Exercise brief
The records below need retyping in full; give them again exactly.
(begin)
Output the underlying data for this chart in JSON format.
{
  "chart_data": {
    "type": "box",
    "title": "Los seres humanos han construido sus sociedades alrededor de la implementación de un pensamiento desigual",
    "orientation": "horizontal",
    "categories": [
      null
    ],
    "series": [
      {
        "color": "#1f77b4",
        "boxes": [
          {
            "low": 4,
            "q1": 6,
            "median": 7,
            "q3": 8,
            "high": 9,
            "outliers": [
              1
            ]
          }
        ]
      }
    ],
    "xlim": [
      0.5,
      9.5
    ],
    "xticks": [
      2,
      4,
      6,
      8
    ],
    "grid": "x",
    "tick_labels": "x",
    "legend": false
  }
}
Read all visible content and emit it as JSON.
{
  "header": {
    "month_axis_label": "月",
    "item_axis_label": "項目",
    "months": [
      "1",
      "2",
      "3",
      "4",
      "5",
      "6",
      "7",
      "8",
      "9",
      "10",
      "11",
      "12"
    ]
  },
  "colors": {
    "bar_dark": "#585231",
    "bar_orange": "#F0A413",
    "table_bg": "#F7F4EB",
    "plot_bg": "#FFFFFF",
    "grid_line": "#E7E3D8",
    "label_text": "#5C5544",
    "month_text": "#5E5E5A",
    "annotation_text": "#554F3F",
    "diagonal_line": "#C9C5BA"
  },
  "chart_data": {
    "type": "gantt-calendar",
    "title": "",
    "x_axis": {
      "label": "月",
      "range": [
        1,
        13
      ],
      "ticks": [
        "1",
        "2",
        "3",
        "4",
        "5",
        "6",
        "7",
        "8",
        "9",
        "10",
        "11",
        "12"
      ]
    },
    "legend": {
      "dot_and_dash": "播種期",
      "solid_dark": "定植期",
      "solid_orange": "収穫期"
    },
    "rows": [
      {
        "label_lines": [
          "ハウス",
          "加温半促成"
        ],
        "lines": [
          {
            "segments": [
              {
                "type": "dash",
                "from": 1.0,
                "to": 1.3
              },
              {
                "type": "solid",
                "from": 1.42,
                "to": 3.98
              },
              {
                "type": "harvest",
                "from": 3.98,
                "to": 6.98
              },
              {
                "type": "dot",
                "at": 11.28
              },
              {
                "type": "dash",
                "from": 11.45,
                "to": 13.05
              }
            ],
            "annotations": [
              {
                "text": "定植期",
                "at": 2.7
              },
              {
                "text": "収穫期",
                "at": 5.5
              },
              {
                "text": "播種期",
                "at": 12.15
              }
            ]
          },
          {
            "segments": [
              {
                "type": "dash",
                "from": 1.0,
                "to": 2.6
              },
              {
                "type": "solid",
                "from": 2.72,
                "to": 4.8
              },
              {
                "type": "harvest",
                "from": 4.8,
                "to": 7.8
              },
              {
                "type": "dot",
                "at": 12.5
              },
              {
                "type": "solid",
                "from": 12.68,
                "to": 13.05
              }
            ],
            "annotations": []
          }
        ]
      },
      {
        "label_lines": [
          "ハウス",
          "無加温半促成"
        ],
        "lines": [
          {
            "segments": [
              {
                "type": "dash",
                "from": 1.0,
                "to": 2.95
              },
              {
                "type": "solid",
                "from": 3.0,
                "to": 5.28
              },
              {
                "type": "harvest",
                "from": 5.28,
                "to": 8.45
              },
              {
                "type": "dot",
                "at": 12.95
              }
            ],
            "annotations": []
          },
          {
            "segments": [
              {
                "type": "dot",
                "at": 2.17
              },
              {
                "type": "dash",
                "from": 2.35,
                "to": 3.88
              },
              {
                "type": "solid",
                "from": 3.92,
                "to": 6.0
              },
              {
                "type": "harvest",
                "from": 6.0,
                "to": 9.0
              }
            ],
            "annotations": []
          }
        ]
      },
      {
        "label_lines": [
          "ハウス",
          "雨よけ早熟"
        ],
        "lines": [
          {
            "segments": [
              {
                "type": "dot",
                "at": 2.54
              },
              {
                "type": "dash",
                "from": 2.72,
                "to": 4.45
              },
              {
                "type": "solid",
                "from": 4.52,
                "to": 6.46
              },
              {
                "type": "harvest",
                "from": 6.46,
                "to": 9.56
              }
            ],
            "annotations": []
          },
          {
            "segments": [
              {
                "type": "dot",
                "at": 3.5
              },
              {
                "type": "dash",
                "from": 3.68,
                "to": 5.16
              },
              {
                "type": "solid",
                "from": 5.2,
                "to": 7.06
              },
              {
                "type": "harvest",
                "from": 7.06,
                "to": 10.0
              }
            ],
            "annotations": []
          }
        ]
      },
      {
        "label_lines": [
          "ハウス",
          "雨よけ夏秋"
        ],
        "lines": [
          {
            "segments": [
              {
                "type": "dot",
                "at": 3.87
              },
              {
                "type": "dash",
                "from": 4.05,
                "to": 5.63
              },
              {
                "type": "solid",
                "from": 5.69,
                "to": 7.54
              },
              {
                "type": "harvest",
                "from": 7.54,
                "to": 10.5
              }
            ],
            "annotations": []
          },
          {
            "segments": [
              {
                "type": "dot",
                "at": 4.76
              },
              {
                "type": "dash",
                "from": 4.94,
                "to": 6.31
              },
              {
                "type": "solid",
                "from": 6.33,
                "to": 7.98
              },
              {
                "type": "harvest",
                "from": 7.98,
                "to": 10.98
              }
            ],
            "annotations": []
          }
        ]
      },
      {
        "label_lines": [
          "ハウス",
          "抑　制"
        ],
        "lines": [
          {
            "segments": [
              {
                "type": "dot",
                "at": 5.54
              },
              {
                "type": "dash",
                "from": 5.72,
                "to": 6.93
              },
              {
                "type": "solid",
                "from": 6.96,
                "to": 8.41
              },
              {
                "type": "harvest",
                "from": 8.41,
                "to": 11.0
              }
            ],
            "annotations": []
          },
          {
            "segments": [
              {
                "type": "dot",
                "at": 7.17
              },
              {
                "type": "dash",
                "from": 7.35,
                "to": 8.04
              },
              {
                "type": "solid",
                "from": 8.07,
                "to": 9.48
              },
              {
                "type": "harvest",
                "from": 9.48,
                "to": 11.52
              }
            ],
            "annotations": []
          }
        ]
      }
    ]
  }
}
(end)
Written answer
Output the underlying data for this chart in JSON format.
{
  "chart_data": {
    "type": "box",
    "title": "Los seres humanos han construido sus sociedades alrededor de la implementación de un pensamiento desigual",
    "orientation": "horizontal",
    "categories": [
      null
    ],
    "series": [
      {
        "color": "#1f77b4",
        "boxes": [
          {
            "low": 4,
            "q1": 6,
            "median": 7,
            "q3": 8,
            "high": 9,
            "outliers": [
              1
            ]
          }
        ]
      }
    ],
    "xlim": [
      0.5,
      9.5
    ],
    "xticks": [
      2,
      4,
      6,
      8
    ],
    "grid": "x",
    "tick_labels": "x",
    "legend": false
  }
}
Read all visible content and emit it as JSON.
{
  "header": {
    "month_axis_label": "月",
    "item_axis_label": "項目",
    "months": [
      "1",
      "2",
      "3",
      "4",
      "5",
      "6",
      "7",
      "8",
      "9",
      "10",
      "11",
      "12"
    ]
  },
  "colors": {
    "bar_dark": "#585231",
    "bar_orange": "#F0A413",
    "table_bg": "#F7F4EB",
    "plot_bg": "#FFFFFF",
    "grid_line": "#E7E3D8",
    "label_text": "#5C5544",
    "month_text": "#5E5E5A",
    "annotation_text": "#554F3F",
    "diagonal_line": "#C9C5BA"
  },
  "chart_data": {
    "type": "gantt-calendar",
    "title": "",
    "x_axis": {
      "label": "月",
      "range": [
        1,
        13
      ],
      "ticks": [
        "1",
        "2",
        "3",
        "4",
        "5",
        "6",
        "7",
        "8",
        "9",
        "10",
        "11",
        "12"
      ]
    },
    "legend": {
      "dot_and_dash": "播種期",
      "solid_dark": "定植期",
      "solid_orange": "収穫期"
    },
    "rows": [
      {
        "label_lines": [
          "ハウス",
          "加温半促成"
        ],
        "lines": [
          {
            "segments": [
              {
                "type": "dash",
                "from": 1.0,
                "to": 1.3
              },
              {
                "type": "solid",
                "from": 1.42,
                "to": 3.98
              },
              {
                "type": "harvest",
                "from": 3.98,
                "to": 6.98
              },
              {
                "type": "dot",
                "at": 11.28
              },
              {
                "type": "dash",
                "from": 11.45,
                "to": 13.05
              }
            ],
            "annotations": [
              {
                "text": "定植期",
                "at": 2.7
              },
              {
                "text": "収穫期",
                "at": 5.5
              },
              {
                "text": "播種期",
                "at": 12.15
              }
            ]
          },
          {
            "segments": [
              {
                "type": "dash",
                "from": 1.0,
                "to": 2.6
              },
              {
                "type": "solid",
                "from": 2.72,
                "to": 4.8
              },
              {
                "type": "harvest",
                "from": 4.8,
                "to": 7.8
              },
              {
                "type": "dot",
                "at": 12.5
              },
              {
                "type": "solid",
                "from": 12.68,
                "to": 13.05
              }
            ],
            "annotations": []
          }
        ]
      },
      {
        "label_lines": [
          "ハウス",
          "無加温半促成"
        ],
        "lines": [
          {
            "segments": [
              {
                "type": "dash",
                "from": 1.0,
                "to": 2.95
              },
              {
                "type": "solid",
                "from": 3.0,
                "to": 5.28
              },
              {
                "type": "harvest",
                "from": 5.28,
                "to": 8.45
              },
              {
                "type": "dot",
                "at": 12.95
              }
            ],
            "annotations": []
          },
          {
            "segments": [
              {
                "type": "dot",
                "at": 2.17
              },
              {
                "type": "dash",
                "from": 2.35,
                "to": 3.88
              },
              {
                "type": "solid",
                "from": 3.92,
                "to": 6.0
              },
              {
                "type": "harvest",
                "from": 6.0,
                "to": 9.0
              }
            ],
            "annotations": []
          }
        ]
      },
      {
        "label_lines": [
          "ハウス",
          "雨よけ早熟"
        ],
        "lines": [
          {
            "segments": [
              {
                "type": "dot",
                "at": 2.54
              },
              {
                "type": "dash",
                "from": 2.72,
                "to": 4.45
              },
              {
                "type": "solid",
                "from": 4.52,
                "to": 6.46
              },
              {
                "type": "harvest",
                "from": 6.46,
                "to": 9.56
              }
            ],
            "annotations": []
          },
          {
            "segments": [
              {
                "type": "dot",
                "at": 3.5
              },
              {
                "type": "dash",
                "from": 3.68,
                "to": 5.16
              },
              {
                "type": "solid",
                "from": 5.2,
                "to": 7.06
              },
              {
                "type": "harvest",
                "from": 7.06,
                "to": 10.0
              }
            ],
            "annotations": []
          }
        ]
      },
      {
        "label_lines": [
          "ハウス",
          "雨よけ夏秋"
        ],
        "lines": [
          {
            "segments": [
              {
                "type": "dot",
                "at": 3.87
              },
              {
                "type": "dash",
                "from": 4.05,
                "to": 5.63
              },
              {
                "type": "solid",
                "from": 5.69,
                "to": 7.54
              },
              {
                "type": "harvest",
                "from": 7.54,
                "to": 10.5
              }
            ],
            "annotations": []
          },
          {
            "segments": [
              {
                "type": "dot",
                "at": 4.76
              },
              {
                "type": "dash",
                "from": 4.94,
                "to": 6.31
              },
              {
                "type": "solid",
                "from": 6.33,
                "to": 7.98
              },
              {
                "type": "harvest",
                "from": 7.98,
                "to": 10.98
              }
            ],
            "annotations": []
          }
        ]
      },
      {
        "label_lines": [
          "ハウス",
          "抑　制"
        ],
        "lines": [
          {
            "segments": [
              {
                "type": "dot",
                "at": 5.54
              },
              {
                "type": "dash",
                "from": 5.72,
                "to": 6.93
              },
              {
                "type": "solid",
                "from": 6.96,
                "to": 8.41
              },
              {
                "type": "harvest",
                "from": 8.41,
                "to": 11.0
              }
            ],
            "annotations": []
          },
          {
            "segments": [
              {
                "type": "dot",
                "at": 7.17
              },
              {
                "type": "dash",
                "from": 7.35,
                "to": 8.04
              },
              {
                "type": "solid",
                "from": 8.07,
                "to": 9.48
              },
              {
                "type": "harvest",
                "from": 9.48,
                "to": 11.52
              }
            ],
            "annotations": []
          }
        ]
      }
    ]
  }
}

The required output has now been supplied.